Aim of the task — Each line that includes "post" counts once; give the total and nothing besides.

The data —
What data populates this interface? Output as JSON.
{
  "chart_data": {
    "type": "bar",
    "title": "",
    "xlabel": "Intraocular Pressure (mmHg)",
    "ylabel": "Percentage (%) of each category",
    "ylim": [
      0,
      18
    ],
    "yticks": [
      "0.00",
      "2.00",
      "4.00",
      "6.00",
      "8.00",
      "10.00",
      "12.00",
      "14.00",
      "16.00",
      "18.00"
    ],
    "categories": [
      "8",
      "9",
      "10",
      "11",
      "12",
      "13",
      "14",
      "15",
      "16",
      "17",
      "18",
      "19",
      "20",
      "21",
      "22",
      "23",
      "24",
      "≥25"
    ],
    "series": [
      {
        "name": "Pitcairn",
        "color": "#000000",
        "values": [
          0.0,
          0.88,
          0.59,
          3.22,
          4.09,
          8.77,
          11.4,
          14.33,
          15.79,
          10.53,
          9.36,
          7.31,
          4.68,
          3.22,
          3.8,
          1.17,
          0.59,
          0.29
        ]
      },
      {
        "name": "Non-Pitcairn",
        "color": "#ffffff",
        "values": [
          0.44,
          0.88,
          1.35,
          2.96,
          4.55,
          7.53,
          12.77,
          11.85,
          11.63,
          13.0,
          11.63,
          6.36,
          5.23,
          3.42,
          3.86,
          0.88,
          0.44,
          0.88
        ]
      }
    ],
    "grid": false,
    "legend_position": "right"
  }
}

==

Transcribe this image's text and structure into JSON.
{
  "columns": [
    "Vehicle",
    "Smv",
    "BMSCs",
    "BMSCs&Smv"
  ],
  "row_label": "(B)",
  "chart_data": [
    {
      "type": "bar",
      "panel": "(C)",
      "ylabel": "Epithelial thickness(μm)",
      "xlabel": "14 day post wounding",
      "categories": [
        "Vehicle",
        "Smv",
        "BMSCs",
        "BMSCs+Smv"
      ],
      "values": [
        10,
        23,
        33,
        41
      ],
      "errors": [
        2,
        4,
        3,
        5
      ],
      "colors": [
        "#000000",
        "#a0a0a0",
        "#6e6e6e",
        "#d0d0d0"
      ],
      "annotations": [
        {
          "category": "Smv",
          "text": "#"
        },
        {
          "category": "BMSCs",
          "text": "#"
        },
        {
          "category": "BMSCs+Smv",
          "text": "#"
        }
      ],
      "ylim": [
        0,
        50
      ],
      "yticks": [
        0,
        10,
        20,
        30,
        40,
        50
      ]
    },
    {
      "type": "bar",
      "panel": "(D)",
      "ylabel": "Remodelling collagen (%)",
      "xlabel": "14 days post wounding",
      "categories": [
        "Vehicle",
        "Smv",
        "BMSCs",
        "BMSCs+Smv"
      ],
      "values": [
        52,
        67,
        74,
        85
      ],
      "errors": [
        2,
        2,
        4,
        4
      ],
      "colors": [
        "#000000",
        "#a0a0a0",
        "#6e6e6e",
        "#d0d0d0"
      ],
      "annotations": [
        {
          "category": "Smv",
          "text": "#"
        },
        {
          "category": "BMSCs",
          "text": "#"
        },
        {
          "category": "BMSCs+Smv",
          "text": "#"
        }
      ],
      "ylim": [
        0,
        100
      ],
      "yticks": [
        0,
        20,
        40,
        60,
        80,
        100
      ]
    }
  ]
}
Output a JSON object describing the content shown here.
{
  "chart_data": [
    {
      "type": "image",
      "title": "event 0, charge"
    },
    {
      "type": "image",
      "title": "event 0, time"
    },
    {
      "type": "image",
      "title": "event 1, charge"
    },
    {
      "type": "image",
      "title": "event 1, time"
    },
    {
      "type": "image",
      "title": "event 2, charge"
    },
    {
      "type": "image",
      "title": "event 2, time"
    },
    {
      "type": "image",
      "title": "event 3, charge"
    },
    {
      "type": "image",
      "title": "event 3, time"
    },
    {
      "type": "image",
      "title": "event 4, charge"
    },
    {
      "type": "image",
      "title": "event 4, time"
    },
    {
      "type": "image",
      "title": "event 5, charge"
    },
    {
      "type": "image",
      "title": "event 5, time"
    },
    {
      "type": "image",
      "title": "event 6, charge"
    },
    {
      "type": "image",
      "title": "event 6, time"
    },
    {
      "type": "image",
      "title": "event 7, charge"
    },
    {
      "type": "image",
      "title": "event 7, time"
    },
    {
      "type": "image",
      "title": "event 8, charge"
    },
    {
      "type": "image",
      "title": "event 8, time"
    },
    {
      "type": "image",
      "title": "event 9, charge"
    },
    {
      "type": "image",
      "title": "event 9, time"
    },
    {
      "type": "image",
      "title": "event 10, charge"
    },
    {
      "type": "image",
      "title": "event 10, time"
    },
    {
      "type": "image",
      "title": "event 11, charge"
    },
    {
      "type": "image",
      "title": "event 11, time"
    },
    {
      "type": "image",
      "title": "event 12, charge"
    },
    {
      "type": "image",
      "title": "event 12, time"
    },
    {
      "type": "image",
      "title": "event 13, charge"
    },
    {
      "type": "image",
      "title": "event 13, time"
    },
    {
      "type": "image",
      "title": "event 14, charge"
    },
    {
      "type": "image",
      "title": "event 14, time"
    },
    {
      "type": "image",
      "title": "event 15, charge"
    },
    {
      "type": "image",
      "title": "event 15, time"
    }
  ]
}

---

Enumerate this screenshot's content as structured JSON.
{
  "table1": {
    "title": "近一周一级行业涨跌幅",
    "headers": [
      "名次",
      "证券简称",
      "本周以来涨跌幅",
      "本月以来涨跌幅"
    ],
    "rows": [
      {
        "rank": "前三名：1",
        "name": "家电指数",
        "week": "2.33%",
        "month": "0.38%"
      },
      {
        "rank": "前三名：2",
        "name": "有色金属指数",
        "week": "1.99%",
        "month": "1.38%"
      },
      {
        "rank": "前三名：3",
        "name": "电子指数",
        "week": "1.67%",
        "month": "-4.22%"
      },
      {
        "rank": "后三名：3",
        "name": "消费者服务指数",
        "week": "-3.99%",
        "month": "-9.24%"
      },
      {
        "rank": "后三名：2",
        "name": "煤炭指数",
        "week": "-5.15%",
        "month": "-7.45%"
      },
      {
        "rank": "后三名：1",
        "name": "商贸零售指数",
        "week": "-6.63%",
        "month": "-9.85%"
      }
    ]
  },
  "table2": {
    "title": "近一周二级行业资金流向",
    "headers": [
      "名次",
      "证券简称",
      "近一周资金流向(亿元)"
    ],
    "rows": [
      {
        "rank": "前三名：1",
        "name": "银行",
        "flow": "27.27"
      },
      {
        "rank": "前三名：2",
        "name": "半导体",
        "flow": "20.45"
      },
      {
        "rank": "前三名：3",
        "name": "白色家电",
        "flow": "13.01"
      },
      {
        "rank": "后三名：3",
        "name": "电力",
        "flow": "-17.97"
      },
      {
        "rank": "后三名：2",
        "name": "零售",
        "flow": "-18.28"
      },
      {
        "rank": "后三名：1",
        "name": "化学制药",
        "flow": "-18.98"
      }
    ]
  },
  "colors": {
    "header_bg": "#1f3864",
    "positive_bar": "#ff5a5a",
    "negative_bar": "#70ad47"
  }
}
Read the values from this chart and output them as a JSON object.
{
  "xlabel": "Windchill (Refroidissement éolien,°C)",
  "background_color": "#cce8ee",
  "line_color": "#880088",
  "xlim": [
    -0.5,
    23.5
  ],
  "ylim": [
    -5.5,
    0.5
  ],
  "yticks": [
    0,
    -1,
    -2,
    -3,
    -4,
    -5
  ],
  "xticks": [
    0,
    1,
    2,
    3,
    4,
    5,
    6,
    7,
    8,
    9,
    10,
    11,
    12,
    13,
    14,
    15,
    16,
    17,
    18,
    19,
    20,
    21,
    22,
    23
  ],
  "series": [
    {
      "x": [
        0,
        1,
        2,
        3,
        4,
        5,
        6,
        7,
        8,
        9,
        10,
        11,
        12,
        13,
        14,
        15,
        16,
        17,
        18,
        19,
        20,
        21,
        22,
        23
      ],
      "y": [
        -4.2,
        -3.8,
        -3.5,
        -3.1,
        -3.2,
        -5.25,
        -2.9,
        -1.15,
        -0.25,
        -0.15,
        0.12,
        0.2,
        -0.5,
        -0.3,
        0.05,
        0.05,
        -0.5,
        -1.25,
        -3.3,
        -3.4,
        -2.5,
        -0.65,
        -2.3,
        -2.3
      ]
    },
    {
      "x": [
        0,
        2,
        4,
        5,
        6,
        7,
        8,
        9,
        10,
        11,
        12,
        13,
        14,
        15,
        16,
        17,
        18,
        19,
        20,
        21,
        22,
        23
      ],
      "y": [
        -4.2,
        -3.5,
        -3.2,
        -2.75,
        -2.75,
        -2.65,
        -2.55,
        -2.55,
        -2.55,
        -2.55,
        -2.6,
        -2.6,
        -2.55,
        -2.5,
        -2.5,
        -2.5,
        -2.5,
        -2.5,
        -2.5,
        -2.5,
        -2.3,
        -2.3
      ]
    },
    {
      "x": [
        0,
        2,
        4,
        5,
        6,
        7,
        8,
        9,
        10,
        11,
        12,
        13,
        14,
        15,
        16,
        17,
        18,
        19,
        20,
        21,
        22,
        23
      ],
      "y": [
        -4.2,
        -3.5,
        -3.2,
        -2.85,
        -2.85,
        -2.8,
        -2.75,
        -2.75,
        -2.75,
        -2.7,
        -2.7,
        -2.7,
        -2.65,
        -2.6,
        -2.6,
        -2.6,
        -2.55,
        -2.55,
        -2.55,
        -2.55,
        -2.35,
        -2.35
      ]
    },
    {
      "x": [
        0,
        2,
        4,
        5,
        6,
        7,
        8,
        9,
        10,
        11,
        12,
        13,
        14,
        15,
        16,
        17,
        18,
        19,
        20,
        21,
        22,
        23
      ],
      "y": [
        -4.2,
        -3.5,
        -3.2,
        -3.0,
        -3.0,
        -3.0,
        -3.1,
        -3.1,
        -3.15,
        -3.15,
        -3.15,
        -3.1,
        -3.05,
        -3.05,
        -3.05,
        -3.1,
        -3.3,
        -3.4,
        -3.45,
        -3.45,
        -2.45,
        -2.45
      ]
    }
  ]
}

Result of the exercise — 2